**Verilen metin:**
▼

Aklı erenleri vuruyorlardı. Benimkiler küçük olduğu için onları vurmuyorlardı, ama beni çok dövdüler. Yavrularıma zarar gelmesin diye beni vururken onları kenara itekliyordum. O darbeler o kadar ağırdı ki, çocuklarım ölebilirdi. Onlara zarar gelsin istemiyordum.

..Esirliğin ilk günü idi. Onlar aramızda geziyor. Herkesi tekmeliyor, kadınları boğazlayıp yukarıya kaldırıyor, dikkatlice inceledikten sonra bir kenara atıyorlardı. Başını babasının göğsüne dayayıp ağlayan bir yeniyetme(körpe) kızı zorla çekip babasının elinden alıp dövmeye başladılar. Kızcağız ağlıyor, babasından yardım istiyordu. Babasının kollarını arkadan bağlamışlardı. O da: Şerefsizler, ne işiniz var benim kızımla. O daha çocuk, bırakın onu. Ne işiniz varsa, benimle olsun diye bağırıyordu. İriyarı birisi yaklaşıp kızı döven arkadaşlarının elinden aldı. Eteğini başına geçirdi, çocuğu bodrumda olan kocaman masanın üzerine çırptı. Annesi ise kendi başına vura vura ağlıyor, kızını bırakmaları için onlara yalvarıyordu.

Esirler çocuklarının gözlerini ve kulaklarını kapatıp bu sahneyi görmelerini engellemek için uğraşıyorlardı. Ama ne yazık ki, tecavüz edilen kızcağızın BABA YARDIM ET naralarını duymamak mümkün değildi.

Baba çaresizdi, sadece ağlıyordu.Erkekler kafalarını duvara vurup ağlıyorlardı. Kadınlar çocuğu bırakması için hep beraber onlara yalvardık. Onlar daha da azgınlaştılar. Esirlerin arasında gezinip yüzünü çeviren her kesi dövüyor ve bu vahşet manzarayı izlemeye zorluyorlardı.

▲

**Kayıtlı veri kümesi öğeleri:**

▼

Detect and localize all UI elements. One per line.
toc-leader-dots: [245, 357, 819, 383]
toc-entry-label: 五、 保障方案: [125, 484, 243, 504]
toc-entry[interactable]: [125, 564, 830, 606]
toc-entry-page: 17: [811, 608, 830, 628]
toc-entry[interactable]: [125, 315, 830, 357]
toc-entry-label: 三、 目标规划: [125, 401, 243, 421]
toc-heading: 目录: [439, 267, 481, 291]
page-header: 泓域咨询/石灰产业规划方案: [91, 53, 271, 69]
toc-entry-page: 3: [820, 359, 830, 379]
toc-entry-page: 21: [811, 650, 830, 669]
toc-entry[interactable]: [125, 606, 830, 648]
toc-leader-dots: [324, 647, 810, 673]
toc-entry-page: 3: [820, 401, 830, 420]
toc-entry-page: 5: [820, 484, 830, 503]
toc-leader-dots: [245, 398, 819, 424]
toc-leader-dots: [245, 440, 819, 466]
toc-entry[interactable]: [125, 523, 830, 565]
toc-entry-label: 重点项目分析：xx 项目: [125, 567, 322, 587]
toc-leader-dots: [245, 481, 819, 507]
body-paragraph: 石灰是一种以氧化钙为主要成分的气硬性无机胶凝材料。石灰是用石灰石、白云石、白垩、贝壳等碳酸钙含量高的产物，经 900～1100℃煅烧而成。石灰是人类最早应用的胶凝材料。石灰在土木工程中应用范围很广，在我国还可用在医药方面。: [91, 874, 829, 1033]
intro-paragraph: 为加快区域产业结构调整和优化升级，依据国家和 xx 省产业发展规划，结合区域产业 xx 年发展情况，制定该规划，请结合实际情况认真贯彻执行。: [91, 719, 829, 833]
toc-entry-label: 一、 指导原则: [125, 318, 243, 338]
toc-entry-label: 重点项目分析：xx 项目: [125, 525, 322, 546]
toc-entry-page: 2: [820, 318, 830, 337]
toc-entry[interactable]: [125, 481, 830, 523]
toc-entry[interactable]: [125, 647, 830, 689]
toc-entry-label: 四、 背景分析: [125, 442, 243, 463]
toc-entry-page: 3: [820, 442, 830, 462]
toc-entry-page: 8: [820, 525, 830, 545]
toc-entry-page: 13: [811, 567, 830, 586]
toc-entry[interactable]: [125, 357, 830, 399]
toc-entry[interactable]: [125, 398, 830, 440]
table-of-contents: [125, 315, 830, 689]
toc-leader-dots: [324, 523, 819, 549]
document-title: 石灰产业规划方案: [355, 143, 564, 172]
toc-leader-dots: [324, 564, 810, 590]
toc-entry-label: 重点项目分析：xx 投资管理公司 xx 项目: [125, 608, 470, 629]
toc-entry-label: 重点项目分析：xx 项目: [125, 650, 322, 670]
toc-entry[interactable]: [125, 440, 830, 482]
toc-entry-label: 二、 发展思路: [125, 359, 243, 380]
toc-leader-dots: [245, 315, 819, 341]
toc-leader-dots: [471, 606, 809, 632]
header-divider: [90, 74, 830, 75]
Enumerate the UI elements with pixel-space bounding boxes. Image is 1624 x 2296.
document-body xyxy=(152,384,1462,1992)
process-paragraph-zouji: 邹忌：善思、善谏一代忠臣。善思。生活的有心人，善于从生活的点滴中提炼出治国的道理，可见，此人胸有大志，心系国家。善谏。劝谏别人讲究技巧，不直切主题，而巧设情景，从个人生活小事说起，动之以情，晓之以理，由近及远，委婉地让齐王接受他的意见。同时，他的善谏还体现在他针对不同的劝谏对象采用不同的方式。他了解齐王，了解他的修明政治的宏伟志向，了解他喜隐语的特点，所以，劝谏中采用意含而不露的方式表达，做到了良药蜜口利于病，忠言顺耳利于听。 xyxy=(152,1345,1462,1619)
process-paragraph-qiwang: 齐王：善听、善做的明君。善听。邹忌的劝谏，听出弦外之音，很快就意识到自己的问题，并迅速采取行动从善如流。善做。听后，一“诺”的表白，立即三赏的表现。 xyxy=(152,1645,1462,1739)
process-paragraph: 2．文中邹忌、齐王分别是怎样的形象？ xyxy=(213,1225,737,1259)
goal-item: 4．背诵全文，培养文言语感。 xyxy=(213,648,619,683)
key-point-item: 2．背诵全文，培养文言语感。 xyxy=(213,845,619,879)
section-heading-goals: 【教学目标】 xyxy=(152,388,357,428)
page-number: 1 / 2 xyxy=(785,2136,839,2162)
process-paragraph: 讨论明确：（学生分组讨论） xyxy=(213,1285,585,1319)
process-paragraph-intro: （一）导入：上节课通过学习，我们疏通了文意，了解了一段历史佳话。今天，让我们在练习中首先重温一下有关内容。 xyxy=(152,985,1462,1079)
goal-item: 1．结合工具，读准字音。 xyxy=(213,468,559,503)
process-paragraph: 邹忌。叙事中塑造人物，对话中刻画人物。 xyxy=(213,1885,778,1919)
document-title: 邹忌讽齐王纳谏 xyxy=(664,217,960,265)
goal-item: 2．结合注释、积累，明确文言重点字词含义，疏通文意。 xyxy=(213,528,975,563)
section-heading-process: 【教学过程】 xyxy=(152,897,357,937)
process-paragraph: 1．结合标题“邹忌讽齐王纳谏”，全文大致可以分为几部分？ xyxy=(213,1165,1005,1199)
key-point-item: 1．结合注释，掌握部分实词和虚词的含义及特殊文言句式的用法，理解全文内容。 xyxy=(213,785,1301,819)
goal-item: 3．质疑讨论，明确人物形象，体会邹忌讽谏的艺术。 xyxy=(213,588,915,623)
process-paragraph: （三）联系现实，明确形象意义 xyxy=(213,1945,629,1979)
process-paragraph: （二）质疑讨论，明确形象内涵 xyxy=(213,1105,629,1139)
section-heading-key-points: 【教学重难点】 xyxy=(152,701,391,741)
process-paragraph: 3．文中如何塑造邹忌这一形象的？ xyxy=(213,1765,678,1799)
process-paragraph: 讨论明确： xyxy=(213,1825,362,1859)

▲

**Verilen görevler:**
A – Esirlik anlatısına göre aşağıdaki soruları yanıtlayın ve yanıtlarınızı aynı şekilde işaretleyin.
(i) Anlatıcının çocukları neden vurulmuyordu?
(ii) Anlatılan olaylar esirliğin kaçıncı gününde geçiyor?
(iii) Kızın babasının kolları nasıl bağlanmıştı?
B – Esirlik anlatısının "Aklı erenleri vuruyorlardı." sözlerinin geçtiği yerden başlayan ve "zarar gelsin istemiyordum." sözlerinden sonra biten bölümünü aynen yazın.

**Görevlerin yanıtları:**
A –
(i) Küçük oldukları için.
(ii) İlk gününde.
(iii) Arkadan.

B –
Aklı erenleri vuruyorlardı. Benimkiler küçük olduğu için onları vurmuyorlardı, ama beni çok dövdüler. Yavrularıma zarar gelmesin diye beni vururken onları kenara itekliyordum. O darbeler o kadar ağırdı ki, çocuklarım ölebilirdi. Onlara zarar gelsin istemiyordum.